Will you quote only the lines starting at the one that contains "Output a JSON" and ending with the last line of the listing below, inclusive?

>> start Information given

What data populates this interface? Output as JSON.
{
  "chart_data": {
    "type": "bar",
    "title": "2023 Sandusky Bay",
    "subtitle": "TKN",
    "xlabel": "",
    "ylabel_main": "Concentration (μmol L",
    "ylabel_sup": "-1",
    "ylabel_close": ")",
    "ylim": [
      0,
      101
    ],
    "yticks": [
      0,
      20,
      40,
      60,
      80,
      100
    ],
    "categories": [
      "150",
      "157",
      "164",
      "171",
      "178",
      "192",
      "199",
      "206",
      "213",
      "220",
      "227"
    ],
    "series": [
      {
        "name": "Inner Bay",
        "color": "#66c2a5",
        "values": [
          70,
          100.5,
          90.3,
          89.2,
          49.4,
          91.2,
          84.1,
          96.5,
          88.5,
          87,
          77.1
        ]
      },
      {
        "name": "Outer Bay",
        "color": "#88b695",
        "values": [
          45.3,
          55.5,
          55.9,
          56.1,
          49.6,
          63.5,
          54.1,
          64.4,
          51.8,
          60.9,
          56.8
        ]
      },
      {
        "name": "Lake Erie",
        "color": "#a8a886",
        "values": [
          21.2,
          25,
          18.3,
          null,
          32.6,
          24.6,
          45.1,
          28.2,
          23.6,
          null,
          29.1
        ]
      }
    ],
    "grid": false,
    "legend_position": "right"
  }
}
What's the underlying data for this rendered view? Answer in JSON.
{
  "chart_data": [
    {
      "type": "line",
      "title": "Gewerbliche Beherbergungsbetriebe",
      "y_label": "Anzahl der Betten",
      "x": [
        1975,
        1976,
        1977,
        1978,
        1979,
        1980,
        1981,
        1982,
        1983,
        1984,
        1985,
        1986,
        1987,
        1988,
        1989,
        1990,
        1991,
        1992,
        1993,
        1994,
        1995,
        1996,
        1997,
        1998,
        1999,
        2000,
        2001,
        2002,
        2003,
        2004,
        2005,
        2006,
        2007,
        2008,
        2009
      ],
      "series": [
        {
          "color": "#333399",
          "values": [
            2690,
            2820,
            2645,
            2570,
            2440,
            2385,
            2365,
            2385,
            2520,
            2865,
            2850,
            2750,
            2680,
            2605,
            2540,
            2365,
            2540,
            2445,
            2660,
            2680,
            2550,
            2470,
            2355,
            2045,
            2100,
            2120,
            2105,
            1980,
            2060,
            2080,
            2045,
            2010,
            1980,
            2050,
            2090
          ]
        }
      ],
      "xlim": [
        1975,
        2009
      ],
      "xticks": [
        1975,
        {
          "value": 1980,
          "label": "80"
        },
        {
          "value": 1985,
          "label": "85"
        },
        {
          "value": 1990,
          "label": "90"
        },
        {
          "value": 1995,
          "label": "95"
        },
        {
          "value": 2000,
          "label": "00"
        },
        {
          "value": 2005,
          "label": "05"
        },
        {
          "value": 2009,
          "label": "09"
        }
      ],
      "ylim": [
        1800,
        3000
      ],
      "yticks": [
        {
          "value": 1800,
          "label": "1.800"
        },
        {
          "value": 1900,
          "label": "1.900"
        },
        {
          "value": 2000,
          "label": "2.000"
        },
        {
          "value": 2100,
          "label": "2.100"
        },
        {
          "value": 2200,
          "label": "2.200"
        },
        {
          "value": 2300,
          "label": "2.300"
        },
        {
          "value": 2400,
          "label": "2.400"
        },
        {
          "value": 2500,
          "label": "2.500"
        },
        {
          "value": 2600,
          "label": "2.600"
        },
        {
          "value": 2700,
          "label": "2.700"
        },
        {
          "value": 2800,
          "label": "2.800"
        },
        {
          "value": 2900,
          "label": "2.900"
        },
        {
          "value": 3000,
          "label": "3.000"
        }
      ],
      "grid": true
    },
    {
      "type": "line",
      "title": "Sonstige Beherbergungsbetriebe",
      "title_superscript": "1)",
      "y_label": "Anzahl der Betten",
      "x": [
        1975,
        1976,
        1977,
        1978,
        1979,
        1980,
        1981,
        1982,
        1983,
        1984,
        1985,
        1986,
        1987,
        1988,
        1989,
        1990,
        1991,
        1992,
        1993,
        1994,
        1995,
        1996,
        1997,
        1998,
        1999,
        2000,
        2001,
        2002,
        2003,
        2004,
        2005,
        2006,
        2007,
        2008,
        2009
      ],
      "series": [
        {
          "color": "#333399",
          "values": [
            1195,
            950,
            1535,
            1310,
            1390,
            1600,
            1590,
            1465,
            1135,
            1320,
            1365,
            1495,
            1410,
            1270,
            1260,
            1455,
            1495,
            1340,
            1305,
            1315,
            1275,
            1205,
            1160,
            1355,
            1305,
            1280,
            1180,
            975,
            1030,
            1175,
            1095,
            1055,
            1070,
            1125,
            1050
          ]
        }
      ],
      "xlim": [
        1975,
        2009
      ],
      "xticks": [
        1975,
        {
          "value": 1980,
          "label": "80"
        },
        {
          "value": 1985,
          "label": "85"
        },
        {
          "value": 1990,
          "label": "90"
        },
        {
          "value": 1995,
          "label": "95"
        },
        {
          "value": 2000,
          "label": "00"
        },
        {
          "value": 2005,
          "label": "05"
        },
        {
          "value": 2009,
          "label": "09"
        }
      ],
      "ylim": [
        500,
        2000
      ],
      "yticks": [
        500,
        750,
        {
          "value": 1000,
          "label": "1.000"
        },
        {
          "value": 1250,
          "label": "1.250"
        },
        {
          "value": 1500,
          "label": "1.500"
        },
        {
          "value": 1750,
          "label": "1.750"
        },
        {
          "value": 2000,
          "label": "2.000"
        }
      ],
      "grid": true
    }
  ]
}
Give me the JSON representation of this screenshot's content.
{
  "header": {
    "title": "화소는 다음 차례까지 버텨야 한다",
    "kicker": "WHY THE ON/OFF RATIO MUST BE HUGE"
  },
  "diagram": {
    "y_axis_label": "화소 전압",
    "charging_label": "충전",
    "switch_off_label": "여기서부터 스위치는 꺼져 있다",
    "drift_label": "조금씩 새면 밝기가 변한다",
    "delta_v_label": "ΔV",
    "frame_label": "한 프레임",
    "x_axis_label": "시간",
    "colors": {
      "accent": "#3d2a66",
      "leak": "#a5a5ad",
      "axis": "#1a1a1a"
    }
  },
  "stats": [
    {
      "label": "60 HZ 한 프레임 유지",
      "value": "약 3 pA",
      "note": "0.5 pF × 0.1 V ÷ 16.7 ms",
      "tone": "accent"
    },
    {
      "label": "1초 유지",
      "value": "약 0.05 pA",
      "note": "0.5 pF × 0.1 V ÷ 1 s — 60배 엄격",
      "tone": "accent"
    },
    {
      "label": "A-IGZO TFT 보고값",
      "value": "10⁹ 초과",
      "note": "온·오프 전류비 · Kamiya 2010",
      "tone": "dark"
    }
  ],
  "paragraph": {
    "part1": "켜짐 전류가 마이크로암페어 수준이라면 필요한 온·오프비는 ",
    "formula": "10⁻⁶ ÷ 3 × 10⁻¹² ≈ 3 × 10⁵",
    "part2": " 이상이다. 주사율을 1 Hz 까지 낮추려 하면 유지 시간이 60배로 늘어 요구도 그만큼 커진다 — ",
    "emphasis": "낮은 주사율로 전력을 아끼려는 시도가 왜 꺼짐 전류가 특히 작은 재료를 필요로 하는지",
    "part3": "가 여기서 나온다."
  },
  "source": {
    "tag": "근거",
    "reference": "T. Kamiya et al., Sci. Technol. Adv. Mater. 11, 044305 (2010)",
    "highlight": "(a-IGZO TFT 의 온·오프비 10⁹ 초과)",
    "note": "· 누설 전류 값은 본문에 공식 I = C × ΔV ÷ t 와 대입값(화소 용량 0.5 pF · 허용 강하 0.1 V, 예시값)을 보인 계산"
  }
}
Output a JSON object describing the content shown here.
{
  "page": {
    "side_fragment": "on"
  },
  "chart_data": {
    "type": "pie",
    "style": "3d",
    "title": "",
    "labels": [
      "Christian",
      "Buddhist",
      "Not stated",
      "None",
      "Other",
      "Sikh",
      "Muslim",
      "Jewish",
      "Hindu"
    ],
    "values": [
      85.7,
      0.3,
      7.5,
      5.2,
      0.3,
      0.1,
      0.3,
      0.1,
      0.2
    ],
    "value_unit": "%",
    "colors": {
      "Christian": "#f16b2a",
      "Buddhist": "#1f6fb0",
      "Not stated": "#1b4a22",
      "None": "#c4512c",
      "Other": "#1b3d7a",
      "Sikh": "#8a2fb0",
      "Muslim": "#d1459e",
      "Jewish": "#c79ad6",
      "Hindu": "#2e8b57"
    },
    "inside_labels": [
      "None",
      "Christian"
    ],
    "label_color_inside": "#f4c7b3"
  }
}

>> end Information given

### Task output
Output a JSON object describing the content shown here.
{
  "page": {
    "side_fragment": "on"
  },
  "chart_data": {
    "type": "pie",
    "style": "3d",
    "title": "",
    "labels": [
      "Christian",
      "Buddhist",
      "Not stated",
      "None",
      "Other",
      "Sikh",
      "Muslim",
      "Jewish",
      "Hindu"
    ],
    "values": [
      85.7,
      0.3,
      7.5,
      5.2,
      0.3,
      0.1,
      0.3,
      0.1,
      0.2
    ],
    "value_unit": "%",
    "colors": {
      "Christian": "#f16b2a",
      "Buddhist": "#1f6fb0",
      "Not stated": "#1b4a22",
      "None": "#c4512c",
      "Other": "#1b3d7a",
      "Sikh": "#8a2fb0",
      "Muslim": "#d1459e",
      "Jewish": "#c79ad6",
      "Hindu": "#2e8b57"
    },
    "inside_labels": [
      "None",
      "Christian"
    ],
    "label_color_inside": "#f4c7b3"
  }
}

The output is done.